◆ Aim: Wherever the string "معصوم" occurs in a line of these records, report that line.

◆ Provided data:
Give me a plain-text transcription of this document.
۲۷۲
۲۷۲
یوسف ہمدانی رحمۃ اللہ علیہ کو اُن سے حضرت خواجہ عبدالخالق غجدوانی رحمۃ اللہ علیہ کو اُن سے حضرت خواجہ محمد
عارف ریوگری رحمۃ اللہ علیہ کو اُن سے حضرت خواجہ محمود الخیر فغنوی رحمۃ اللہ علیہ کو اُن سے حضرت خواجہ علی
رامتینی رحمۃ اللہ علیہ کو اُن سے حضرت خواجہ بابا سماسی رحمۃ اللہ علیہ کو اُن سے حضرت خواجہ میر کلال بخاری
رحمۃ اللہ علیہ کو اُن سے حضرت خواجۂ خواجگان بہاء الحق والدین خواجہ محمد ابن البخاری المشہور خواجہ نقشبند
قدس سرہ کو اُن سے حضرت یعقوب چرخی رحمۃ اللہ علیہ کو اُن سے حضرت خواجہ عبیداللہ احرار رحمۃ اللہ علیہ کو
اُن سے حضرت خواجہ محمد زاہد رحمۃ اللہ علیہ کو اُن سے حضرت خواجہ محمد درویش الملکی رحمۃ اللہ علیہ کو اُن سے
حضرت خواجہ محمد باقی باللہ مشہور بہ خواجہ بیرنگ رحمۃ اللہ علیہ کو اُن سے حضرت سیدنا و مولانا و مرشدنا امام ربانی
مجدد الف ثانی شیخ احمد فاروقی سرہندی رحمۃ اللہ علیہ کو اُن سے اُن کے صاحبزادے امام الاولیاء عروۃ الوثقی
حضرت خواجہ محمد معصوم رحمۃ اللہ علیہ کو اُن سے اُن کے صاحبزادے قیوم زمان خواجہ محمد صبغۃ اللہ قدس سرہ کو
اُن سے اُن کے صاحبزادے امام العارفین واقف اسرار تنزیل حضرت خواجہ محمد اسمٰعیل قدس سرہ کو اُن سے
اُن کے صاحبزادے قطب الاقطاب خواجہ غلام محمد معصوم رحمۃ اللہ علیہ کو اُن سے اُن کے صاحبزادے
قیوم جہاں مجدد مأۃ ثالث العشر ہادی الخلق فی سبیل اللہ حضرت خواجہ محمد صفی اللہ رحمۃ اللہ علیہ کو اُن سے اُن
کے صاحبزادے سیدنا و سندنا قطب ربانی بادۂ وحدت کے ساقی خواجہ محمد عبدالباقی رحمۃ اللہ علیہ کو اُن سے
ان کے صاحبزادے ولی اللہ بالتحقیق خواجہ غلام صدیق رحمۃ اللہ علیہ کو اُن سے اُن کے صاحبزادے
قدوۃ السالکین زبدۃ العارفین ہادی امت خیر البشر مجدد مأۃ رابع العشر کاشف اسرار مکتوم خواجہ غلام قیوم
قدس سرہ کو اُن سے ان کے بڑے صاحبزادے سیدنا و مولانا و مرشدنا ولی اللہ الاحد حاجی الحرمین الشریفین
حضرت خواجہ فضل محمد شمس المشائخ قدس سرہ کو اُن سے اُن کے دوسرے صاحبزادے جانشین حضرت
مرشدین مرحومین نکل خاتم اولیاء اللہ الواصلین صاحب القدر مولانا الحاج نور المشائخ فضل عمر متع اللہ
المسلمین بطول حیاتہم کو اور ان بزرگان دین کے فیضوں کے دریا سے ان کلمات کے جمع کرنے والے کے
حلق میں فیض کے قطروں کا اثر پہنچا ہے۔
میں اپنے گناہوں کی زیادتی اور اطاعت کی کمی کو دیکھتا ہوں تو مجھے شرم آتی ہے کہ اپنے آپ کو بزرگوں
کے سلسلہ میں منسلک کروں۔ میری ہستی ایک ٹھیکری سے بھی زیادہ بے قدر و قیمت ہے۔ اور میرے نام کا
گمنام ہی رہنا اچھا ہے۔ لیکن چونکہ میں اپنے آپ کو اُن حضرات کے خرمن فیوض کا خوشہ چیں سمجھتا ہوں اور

◆ Solved exercise:
حضرت خواجہ محمد معصوم رحمۃ اللہ علیہ کو اُن سے اُن کے صاحبزادے قیوم زمان خواجہ محمد صبغۃ اللہ قدس سرہ کو
اُن کے صاحبزادے قطب الاقطاب خواجہ غلام محمد معصوم رحمۃ اللہ علیہ کو اُن سے اُن کے صاحبزادے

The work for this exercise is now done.